Data rows ▸

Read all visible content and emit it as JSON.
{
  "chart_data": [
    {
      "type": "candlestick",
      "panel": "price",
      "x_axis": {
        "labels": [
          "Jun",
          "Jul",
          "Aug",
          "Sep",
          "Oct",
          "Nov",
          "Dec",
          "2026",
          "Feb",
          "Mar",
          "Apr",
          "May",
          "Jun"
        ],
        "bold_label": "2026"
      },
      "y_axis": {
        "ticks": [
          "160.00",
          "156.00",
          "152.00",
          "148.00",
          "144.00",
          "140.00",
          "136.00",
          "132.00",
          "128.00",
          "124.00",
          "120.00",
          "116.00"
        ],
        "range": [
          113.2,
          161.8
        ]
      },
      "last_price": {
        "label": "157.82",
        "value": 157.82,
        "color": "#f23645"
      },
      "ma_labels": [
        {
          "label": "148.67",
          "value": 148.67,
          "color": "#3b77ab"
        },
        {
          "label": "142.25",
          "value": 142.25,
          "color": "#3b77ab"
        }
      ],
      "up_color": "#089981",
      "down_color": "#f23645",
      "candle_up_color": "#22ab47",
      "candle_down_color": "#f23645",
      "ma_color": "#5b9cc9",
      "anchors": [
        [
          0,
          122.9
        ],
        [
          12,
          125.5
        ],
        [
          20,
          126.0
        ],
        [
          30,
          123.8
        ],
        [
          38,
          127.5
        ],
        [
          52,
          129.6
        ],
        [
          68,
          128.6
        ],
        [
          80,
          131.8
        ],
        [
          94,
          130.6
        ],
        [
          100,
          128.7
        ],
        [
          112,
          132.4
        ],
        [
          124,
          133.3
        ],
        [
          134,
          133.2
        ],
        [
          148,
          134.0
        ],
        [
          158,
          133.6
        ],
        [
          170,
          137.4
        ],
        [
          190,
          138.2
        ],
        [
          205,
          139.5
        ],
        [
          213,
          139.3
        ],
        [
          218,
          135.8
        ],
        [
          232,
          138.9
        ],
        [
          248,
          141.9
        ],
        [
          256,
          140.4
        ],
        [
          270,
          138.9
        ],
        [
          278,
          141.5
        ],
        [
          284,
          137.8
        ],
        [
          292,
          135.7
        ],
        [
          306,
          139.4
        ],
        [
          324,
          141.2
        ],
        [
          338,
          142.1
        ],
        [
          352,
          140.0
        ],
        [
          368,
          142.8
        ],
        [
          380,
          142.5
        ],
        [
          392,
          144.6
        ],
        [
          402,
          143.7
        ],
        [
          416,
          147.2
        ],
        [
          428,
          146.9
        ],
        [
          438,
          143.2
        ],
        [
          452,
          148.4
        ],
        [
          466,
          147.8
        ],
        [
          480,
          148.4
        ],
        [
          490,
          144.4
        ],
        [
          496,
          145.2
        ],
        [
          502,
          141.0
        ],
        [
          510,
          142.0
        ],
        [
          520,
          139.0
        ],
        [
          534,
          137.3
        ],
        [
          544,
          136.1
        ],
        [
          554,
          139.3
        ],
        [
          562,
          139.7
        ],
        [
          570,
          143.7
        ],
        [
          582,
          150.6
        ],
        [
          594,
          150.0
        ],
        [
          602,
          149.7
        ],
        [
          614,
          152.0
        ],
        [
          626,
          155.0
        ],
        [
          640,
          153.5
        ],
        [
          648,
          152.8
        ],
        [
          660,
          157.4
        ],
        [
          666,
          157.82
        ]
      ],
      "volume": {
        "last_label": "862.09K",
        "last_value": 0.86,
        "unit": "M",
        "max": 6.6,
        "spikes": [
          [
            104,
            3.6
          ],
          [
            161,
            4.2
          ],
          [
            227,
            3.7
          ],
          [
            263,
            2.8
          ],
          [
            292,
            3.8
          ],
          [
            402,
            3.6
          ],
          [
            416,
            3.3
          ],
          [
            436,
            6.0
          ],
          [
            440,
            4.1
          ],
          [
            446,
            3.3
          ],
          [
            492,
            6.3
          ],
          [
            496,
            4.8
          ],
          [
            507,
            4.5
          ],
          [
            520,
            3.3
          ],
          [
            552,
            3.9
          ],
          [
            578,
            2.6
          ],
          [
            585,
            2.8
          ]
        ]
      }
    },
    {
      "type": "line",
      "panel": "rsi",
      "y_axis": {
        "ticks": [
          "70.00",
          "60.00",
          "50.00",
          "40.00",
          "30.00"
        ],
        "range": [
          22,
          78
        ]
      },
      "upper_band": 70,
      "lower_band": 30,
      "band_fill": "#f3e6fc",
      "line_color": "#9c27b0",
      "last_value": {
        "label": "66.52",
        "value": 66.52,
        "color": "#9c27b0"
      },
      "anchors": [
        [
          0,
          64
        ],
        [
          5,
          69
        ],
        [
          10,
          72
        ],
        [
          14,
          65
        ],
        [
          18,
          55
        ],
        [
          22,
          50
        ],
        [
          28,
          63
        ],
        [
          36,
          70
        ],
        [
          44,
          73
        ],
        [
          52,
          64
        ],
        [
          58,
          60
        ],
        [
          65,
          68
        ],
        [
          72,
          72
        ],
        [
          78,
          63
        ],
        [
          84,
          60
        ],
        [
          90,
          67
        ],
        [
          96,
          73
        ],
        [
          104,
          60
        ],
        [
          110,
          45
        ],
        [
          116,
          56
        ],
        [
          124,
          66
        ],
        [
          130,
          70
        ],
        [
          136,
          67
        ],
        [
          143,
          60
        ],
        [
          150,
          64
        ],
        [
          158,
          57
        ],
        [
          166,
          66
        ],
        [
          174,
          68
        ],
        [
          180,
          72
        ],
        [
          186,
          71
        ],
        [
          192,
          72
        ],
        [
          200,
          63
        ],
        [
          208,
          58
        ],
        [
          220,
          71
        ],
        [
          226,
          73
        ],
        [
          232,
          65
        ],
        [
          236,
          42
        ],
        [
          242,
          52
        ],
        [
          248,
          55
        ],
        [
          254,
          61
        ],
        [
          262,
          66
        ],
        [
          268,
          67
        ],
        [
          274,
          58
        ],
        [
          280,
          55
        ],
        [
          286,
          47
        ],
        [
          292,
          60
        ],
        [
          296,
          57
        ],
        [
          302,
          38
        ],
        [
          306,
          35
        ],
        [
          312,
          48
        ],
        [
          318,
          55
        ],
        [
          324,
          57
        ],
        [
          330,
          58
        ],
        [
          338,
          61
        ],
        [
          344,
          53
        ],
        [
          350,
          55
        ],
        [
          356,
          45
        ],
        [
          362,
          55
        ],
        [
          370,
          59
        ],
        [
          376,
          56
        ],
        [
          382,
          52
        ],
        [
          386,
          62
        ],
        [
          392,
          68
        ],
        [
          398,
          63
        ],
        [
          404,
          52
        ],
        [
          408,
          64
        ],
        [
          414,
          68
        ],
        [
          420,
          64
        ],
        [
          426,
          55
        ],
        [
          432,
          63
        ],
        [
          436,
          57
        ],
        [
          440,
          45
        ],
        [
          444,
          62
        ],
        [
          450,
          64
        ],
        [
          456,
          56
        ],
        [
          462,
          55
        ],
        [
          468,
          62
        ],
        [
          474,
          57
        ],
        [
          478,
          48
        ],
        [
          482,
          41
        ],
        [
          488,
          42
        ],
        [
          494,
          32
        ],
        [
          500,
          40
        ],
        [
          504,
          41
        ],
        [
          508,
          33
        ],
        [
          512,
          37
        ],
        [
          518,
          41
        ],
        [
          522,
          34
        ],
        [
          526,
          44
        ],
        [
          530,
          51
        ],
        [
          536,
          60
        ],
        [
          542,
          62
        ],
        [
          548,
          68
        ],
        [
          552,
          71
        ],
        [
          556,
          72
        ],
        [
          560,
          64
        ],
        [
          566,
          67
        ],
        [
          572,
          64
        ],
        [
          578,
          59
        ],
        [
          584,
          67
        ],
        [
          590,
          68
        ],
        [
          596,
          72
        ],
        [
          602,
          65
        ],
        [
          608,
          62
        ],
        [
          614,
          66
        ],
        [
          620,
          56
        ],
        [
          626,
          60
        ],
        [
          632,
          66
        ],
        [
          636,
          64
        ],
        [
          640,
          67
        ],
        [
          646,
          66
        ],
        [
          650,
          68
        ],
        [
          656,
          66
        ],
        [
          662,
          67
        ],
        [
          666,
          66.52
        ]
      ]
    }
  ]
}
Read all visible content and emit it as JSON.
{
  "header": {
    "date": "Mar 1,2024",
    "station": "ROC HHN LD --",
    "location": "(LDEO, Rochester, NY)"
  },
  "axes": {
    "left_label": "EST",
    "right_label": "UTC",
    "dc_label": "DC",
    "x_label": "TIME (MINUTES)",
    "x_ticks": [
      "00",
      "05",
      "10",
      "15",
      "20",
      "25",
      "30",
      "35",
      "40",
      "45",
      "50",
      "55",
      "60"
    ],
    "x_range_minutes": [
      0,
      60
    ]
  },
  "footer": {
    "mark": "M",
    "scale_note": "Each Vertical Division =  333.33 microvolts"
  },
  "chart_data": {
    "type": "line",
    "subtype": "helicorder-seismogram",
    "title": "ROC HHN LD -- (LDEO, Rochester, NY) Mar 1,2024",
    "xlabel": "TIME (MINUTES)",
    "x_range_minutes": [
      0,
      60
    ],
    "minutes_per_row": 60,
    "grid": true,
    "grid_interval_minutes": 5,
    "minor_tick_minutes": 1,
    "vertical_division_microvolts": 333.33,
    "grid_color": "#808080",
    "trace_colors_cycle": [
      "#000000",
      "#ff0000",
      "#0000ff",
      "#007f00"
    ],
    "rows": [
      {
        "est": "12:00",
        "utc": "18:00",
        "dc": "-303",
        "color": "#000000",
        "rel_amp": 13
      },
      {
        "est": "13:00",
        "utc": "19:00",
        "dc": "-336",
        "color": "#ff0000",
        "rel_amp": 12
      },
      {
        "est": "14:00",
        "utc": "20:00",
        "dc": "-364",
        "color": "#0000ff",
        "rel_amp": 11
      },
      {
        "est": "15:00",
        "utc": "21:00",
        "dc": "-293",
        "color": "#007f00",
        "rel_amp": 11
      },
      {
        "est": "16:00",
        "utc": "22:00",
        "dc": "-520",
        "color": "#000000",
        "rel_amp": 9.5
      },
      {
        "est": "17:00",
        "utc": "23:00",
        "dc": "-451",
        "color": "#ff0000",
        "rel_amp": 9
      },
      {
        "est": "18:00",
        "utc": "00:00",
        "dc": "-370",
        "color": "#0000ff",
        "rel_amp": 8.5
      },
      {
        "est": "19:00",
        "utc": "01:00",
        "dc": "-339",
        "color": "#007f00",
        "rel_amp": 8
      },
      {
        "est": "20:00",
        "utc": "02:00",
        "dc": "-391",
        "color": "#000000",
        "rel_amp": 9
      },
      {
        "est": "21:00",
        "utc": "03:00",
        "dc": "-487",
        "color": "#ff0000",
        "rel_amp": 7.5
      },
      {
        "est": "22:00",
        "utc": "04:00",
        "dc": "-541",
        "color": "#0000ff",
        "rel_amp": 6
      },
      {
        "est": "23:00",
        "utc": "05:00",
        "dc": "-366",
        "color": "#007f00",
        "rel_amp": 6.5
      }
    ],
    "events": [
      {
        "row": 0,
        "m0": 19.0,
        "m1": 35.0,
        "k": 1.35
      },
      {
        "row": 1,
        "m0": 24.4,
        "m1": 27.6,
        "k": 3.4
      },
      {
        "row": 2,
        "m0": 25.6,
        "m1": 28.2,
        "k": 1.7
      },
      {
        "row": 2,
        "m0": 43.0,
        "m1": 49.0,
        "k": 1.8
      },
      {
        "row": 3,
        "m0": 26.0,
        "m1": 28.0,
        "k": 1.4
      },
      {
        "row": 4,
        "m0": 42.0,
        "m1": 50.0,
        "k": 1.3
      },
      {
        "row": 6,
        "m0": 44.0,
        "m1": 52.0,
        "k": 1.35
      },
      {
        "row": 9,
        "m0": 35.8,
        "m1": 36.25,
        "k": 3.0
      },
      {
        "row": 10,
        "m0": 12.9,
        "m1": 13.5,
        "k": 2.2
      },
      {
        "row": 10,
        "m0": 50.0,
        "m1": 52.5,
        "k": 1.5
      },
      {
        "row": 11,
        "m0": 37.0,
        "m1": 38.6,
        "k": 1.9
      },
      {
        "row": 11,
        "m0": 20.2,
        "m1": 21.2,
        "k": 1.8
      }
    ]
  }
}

Work instructions ▸ Show each line of the data that contains the string "Rochester".

Worked answer ▸
    "location": "(LDEO, Rochester, NY)"
    "title": "ROC HHN LD -- (LDEO, Rochester, NY) Mar 1,2024",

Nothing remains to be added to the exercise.